Aim -> Return every line in the rows below that contains the string "emergency", copying each one in full.

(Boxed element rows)
▬▬▬▬▬▬
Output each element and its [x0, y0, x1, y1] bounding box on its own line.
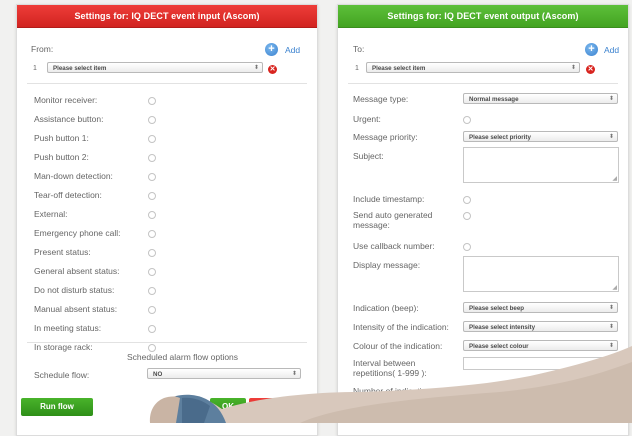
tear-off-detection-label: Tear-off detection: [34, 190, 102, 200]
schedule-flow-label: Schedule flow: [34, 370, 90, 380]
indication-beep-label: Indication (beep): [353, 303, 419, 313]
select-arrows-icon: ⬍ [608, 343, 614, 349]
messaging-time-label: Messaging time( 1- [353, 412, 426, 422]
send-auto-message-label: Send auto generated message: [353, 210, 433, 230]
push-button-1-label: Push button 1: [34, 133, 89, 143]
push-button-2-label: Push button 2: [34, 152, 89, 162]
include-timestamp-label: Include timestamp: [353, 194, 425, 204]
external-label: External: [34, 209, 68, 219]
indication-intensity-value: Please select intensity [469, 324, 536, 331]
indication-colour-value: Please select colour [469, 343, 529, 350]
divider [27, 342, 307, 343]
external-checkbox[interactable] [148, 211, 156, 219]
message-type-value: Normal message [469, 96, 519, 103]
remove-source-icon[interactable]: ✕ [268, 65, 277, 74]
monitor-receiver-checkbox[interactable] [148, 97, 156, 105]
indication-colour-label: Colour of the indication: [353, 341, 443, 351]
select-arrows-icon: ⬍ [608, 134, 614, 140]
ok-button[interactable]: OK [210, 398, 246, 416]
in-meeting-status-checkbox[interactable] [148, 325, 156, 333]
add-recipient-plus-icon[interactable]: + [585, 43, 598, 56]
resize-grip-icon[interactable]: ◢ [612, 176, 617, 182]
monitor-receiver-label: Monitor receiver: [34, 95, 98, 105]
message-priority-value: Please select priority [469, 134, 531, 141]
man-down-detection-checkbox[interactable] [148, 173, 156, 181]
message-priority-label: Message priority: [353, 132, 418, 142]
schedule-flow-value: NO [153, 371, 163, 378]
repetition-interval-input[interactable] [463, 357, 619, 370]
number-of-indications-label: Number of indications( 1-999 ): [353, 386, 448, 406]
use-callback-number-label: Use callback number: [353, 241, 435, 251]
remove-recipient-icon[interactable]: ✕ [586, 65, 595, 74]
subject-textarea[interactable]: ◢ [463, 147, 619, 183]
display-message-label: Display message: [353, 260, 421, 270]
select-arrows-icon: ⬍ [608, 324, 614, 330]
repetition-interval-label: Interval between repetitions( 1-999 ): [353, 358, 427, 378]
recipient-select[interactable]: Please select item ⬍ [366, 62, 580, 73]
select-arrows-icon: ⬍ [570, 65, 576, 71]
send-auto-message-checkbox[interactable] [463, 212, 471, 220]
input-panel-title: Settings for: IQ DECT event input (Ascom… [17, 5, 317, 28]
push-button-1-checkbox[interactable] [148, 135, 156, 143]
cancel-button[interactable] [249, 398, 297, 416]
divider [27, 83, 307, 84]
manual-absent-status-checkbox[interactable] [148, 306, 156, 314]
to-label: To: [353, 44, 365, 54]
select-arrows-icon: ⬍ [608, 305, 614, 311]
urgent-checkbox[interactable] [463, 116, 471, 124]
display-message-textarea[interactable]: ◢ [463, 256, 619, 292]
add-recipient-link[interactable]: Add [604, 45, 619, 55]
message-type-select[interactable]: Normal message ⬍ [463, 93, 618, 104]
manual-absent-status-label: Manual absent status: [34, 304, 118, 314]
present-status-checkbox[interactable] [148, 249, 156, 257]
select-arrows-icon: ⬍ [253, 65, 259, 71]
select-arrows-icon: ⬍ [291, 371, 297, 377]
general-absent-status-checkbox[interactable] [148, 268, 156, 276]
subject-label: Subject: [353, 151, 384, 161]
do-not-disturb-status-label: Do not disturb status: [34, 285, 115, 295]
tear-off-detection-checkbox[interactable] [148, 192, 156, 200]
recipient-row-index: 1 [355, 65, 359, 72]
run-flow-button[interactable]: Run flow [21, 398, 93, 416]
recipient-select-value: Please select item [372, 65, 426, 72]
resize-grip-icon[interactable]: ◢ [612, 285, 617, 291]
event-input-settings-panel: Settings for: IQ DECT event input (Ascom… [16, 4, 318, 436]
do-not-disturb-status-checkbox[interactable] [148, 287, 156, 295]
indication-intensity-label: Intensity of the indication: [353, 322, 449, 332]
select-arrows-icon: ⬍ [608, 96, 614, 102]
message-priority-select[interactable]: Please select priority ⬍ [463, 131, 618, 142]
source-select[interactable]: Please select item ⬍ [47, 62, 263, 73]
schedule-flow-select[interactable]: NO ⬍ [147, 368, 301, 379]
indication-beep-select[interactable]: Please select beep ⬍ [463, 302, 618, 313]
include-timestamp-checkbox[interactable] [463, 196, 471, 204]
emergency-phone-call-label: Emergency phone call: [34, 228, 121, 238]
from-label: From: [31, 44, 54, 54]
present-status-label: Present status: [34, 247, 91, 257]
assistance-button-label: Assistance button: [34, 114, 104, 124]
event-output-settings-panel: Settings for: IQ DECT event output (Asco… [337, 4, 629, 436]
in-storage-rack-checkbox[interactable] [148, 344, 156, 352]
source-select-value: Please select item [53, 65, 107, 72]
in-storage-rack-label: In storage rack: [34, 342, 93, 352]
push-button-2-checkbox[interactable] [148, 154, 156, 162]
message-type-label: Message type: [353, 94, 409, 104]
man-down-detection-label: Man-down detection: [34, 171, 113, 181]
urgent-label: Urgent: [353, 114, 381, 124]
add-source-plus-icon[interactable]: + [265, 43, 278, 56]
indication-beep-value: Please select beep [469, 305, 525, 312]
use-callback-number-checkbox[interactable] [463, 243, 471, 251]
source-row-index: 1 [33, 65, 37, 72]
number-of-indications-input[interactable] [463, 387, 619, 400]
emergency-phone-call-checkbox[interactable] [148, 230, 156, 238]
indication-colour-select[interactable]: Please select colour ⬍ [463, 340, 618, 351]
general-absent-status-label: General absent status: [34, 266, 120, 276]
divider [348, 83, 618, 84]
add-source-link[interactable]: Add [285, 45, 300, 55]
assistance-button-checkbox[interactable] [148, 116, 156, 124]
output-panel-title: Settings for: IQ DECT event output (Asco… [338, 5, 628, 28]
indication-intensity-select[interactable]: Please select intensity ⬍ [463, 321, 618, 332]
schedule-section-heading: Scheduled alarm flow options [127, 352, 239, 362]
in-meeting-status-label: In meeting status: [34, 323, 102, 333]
▬▬▬▬▬▬
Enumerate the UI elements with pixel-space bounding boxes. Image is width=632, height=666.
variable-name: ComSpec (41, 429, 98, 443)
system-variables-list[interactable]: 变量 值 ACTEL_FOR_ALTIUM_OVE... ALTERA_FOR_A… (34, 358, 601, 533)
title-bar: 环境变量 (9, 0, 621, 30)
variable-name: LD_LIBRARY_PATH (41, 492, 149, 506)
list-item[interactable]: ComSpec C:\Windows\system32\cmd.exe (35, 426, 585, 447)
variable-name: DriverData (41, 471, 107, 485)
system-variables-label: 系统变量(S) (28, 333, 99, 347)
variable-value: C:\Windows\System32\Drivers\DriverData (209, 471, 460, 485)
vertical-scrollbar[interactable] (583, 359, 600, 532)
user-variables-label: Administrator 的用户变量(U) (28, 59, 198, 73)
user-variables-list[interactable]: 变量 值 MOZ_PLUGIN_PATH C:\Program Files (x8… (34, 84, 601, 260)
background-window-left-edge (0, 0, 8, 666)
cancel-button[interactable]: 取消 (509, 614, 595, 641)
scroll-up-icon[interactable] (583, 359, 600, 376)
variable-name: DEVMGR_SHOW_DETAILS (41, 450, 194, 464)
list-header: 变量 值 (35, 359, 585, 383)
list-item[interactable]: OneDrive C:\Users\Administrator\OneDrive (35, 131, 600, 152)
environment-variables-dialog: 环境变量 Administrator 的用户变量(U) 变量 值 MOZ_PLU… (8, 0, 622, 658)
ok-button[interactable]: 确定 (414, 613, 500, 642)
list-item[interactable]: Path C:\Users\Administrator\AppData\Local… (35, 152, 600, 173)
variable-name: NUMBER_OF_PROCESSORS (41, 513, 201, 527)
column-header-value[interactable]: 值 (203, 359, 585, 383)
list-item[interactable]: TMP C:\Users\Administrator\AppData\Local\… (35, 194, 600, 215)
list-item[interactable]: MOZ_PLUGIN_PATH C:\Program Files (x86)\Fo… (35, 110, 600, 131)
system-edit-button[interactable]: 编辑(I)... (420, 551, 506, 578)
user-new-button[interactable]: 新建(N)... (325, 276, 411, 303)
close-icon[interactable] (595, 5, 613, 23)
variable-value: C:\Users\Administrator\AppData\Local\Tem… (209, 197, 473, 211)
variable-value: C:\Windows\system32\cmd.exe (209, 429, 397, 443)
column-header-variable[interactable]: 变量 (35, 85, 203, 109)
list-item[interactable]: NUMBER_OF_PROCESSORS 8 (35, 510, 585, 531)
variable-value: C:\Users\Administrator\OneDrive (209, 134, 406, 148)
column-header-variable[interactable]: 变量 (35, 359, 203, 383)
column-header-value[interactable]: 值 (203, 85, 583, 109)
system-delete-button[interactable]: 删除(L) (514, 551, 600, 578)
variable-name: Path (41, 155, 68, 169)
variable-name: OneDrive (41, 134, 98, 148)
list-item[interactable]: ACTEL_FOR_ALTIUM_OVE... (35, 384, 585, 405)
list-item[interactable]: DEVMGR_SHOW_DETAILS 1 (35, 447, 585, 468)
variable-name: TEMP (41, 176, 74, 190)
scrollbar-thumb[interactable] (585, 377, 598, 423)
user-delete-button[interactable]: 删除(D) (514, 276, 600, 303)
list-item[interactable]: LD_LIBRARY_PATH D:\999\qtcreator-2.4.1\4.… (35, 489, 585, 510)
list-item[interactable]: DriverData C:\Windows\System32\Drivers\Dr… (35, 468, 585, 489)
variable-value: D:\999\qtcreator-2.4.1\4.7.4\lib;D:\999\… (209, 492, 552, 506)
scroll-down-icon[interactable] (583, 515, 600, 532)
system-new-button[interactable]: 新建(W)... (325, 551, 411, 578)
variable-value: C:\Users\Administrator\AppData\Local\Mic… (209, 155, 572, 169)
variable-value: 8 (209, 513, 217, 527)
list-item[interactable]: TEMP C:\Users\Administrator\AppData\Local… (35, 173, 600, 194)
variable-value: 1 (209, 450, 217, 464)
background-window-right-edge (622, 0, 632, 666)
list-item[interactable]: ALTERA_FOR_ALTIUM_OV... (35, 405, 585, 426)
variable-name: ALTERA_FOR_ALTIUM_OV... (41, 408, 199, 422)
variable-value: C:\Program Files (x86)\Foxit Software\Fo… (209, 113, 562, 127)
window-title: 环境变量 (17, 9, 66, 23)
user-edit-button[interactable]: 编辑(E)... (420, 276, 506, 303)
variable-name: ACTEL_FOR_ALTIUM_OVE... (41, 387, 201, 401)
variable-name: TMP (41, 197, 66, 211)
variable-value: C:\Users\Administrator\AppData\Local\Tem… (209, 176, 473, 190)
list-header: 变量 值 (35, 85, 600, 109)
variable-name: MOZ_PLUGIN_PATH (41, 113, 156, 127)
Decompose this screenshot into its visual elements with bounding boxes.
▬▬▬▬▬▬
Reply ->
emergency-phone-call-label: Emergency phone call: [34, 228, 121, 238]
emergency-phone-call-checkbox[interactable] [148, 230, 156, 238]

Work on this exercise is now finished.